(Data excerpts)
******************************
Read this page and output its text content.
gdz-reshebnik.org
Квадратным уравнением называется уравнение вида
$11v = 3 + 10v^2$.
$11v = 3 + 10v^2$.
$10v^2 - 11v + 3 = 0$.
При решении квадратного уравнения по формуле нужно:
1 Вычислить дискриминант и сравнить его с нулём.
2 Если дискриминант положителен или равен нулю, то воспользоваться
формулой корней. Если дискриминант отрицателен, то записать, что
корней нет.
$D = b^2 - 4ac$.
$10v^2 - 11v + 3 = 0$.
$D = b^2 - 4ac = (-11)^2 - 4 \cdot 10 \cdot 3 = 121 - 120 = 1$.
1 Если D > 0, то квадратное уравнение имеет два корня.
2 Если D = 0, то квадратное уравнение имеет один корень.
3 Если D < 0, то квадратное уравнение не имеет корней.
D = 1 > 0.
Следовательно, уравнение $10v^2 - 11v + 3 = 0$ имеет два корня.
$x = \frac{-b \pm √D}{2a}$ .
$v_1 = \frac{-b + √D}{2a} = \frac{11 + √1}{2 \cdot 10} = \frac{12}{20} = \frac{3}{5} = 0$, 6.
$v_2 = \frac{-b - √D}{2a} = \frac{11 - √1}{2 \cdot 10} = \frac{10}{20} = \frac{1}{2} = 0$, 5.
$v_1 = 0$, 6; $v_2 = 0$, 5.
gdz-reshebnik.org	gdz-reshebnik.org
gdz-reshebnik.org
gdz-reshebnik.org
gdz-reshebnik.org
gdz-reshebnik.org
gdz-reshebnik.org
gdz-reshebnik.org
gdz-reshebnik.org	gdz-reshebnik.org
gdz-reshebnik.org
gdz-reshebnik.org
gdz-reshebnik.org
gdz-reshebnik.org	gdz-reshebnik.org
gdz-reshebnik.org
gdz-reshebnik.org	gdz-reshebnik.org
******************************
Goal of the exercise — Your task is to collect every line above that contains the word "корней".

Solved problem —
формулой корней. Если дискриминант отрицателен, то записать, что
корней нет.
3 Если D < 0, то квадратное уравнение не имеет корней.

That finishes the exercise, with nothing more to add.